• _TASK TO CARRY OUT_: Report how many lines of the entries below contain the word "diễn", and nothing more.

(Data records)
## START
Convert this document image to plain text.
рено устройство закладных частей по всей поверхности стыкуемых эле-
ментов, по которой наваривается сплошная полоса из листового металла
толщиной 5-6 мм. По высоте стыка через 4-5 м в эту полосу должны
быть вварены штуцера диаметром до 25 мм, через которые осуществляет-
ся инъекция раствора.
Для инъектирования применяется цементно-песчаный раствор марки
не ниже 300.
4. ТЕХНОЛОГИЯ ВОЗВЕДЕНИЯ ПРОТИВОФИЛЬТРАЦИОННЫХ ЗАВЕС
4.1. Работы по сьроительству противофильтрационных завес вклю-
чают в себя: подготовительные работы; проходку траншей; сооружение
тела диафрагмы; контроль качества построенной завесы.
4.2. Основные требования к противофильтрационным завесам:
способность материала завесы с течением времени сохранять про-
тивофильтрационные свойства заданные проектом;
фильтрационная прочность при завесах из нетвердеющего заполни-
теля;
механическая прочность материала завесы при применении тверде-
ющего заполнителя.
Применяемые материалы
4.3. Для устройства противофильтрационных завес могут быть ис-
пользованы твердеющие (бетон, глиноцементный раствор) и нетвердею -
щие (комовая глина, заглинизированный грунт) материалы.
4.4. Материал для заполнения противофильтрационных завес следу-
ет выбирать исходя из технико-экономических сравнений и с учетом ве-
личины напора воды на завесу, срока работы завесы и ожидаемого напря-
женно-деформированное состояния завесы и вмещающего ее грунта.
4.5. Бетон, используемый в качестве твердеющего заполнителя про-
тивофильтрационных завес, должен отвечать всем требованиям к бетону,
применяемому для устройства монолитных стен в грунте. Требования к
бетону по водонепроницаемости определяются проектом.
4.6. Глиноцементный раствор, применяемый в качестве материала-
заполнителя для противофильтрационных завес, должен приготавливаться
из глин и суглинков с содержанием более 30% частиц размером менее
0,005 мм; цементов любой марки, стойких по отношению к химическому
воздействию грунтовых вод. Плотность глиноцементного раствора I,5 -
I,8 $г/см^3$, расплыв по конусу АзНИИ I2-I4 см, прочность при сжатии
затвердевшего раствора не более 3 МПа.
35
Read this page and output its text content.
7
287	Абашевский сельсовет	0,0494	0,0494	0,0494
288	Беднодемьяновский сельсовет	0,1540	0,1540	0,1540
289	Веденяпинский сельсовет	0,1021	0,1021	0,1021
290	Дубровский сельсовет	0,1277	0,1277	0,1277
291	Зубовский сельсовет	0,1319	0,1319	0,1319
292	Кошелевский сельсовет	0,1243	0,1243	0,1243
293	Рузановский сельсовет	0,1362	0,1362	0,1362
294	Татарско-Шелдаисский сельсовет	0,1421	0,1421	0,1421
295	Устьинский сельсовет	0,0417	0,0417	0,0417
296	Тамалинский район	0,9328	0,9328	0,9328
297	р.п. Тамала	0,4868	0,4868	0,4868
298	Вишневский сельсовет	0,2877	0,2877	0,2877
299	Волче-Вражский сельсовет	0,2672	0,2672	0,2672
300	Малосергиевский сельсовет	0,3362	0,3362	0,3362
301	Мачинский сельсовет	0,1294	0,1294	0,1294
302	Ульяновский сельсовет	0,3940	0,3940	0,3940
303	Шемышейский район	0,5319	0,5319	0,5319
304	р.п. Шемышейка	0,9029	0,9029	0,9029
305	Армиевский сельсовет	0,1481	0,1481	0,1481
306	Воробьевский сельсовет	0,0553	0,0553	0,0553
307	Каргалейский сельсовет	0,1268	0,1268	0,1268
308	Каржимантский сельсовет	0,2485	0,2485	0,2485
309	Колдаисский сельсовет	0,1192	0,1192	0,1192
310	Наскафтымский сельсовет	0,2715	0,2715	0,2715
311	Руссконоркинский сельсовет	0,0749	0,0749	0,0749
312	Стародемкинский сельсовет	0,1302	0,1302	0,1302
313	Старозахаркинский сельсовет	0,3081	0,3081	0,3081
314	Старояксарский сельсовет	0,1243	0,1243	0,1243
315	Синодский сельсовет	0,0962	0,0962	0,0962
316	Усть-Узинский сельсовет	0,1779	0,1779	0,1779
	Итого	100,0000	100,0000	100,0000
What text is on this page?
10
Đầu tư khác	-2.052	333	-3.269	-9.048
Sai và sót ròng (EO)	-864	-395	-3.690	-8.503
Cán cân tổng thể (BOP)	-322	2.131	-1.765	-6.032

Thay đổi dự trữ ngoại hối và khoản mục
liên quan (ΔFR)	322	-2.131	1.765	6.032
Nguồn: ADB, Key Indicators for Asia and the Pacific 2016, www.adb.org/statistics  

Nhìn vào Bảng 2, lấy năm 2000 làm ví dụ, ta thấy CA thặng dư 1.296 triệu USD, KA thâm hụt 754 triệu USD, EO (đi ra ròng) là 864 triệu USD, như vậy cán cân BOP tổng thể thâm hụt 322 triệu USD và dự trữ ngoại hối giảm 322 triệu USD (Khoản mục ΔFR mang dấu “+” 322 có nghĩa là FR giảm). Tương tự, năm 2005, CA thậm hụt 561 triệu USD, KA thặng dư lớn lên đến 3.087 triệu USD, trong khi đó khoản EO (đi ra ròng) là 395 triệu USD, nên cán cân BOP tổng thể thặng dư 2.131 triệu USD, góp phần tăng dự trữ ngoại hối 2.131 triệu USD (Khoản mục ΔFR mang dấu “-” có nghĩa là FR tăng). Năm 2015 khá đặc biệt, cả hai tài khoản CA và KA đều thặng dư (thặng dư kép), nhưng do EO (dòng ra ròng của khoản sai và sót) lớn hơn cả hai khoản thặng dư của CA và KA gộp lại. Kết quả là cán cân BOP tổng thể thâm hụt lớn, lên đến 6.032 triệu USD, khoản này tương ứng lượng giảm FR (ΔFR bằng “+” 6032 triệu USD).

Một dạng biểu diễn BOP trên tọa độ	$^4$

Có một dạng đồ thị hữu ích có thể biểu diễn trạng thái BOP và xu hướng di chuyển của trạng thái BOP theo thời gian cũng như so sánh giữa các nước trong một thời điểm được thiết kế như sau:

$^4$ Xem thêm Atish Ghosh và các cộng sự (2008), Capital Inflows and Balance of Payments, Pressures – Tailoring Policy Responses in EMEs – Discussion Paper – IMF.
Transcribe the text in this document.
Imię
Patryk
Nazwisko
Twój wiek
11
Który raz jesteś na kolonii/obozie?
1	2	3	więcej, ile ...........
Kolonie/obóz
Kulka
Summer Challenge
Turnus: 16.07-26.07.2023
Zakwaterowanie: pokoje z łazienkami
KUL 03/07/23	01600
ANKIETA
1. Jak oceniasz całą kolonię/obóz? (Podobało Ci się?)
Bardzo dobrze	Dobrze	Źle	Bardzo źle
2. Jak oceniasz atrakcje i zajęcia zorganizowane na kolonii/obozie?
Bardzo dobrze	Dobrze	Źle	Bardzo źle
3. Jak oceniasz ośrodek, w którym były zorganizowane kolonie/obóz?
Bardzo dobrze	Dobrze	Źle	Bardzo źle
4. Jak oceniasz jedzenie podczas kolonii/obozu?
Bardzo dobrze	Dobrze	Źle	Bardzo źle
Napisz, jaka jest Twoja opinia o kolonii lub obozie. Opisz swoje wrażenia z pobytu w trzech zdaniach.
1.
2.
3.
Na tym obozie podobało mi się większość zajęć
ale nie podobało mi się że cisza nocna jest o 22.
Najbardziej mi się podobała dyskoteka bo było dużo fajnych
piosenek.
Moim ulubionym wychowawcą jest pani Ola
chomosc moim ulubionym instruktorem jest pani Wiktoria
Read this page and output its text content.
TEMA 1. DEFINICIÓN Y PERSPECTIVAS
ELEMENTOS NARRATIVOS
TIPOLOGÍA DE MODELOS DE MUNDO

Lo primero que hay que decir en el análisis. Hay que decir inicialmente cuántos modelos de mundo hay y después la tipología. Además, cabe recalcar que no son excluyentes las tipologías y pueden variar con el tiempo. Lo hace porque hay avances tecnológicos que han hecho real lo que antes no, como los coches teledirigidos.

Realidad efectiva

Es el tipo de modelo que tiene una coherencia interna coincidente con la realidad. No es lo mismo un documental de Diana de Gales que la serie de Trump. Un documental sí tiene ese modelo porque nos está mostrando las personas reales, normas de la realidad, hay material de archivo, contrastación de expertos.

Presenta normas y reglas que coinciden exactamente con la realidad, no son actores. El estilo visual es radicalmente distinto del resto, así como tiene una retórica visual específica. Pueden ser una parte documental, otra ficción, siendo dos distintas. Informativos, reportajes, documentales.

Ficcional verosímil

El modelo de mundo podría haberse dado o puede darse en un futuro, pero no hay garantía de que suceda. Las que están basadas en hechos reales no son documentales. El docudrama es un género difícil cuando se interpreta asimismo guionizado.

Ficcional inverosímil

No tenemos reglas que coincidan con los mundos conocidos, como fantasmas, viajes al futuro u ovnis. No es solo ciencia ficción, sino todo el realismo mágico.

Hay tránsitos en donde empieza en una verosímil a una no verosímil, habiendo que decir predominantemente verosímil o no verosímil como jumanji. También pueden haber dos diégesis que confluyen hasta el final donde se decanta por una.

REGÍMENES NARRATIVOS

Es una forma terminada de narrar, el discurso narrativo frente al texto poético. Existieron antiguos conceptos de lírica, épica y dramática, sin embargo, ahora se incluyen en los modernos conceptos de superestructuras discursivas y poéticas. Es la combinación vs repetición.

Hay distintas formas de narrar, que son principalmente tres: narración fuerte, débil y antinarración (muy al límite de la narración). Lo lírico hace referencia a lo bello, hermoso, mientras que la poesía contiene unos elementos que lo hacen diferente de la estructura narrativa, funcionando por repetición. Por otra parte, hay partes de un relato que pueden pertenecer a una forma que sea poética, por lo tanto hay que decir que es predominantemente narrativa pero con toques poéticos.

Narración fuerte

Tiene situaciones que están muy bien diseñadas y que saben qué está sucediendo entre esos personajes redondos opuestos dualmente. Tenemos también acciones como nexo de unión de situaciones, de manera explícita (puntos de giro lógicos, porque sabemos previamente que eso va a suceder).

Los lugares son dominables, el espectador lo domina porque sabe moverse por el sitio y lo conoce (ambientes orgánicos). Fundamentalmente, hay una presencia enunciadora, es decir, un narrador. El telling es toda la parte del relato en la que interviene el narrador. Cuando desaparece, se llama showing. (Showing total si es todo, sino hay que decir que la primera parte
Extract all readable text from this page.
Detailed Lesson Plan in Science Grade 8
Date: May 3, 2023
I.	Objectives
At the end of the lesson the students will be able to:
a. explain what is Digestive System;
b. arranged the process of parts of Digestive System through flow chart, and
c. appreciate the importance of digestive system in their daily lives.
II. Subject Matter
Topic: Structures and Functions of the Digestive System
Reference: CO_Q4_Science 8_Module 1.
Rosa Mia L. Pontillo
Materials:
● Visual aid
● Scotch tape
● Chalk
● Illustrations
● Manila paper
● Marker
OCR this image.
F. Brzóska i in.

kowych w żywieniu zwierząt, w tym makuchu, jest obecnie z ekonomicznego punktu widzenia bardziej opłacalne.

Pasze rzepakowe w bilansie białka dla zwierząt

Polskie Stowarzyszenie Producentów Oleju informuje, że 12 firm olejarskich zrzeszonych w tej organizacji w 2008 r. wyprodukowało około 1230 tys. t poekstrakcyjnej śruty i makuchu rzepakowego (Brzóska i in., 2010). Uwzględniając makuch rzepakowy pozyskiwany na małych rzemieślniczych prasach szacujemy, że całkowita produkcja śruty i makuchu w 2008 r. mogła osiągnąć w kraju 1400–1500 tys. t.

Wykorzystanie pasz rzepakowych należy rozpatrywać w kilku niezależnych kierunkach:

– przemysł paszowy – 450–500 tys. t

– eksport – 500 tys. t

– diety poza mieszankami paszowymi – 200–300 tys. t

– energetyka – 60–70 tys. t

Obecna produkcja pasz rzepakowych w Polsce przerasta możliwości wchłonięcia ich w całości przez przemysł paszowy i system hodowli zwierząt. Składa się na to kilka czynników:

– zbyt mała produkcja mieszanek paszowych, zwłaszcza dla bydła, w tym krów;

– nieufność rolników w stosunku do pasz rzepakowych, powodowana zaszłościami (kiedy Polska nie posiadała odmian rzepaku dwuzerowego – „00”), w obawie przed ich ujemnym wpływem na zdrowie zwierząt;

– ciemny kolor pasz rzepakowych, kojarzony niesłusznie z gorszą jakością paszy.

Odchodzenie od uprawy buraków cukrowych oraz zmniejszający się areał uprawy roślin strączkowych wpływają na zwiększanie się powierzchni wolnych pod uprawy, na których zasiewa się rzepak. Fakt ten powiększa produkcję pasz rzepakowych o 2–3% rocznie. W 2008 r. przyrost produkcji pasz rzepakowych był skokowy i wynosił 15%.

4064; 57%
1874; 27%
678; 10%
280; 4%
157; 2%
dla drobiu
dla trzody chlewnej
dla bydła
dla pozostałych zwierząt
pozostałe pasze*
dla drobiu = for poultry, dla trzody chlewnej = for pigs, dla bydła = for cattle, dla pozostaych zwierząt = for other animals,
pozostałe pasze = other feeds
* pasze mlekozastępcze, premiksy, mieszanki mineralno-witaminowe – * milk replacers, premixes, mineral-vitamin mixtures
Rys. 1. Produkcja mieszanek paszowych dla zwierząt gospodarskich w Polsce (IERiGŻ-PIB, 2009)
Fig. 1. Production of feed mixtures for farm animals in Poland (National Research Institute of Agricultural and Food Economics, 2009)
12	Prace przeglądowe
## END
• _REPLY TO THE TASK_: 2